[Stored records]
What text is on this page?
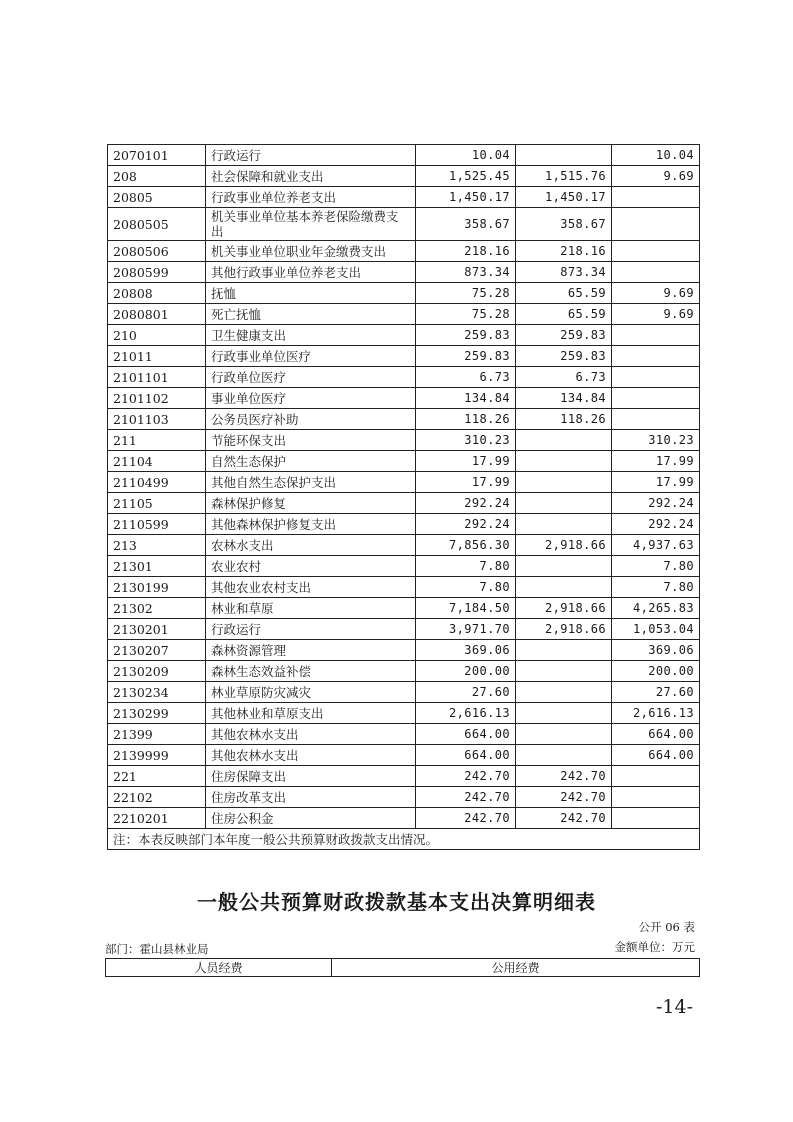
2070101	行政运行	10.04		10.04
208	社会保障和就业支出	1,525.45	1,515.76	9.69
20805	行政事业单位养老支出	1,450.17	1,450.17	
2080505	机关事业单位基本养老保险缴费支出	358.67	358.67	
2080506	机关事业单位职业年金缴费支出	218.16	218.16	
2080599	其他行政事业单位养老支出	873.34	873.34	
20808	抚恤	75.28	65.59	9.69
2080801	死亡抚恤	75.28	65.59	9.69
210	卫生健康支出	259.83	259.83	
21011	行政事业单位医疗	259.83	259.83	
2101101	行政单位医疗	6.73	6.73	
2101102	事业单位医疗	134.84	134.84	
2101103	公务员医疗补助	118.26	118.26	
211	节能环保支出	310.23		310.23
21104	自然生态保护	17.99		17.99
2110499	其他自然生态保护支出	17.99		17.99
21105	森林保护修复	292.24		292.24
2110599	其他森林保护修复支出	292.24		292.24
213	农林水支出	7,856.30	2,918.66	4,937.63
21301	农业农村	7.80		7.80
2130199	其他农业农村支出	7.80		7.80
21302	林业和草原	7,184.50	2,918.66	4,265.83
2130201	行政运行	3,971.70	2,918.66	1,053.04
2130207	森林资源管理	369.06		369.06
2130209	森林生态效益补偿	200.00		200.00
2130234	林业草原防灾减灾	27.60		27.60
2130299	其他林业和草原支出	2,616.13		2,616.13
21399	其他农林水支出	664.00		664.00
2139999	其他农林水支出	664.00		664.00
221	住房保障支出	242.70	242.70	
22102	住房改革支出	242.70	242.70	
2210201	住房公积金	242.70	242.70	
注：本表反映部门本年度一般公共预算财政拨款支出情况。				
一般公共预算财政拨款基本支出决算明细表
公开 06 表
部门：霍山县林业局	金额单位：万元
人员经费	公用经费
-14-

DIRECTION: Using the listing above, return all lines where the word "行政运行" occurs.

WORKED ANSWER:
2070101	行政运行	10.04		10.04
2130201	行政运行	3,971.70	2,918.66	1,053.04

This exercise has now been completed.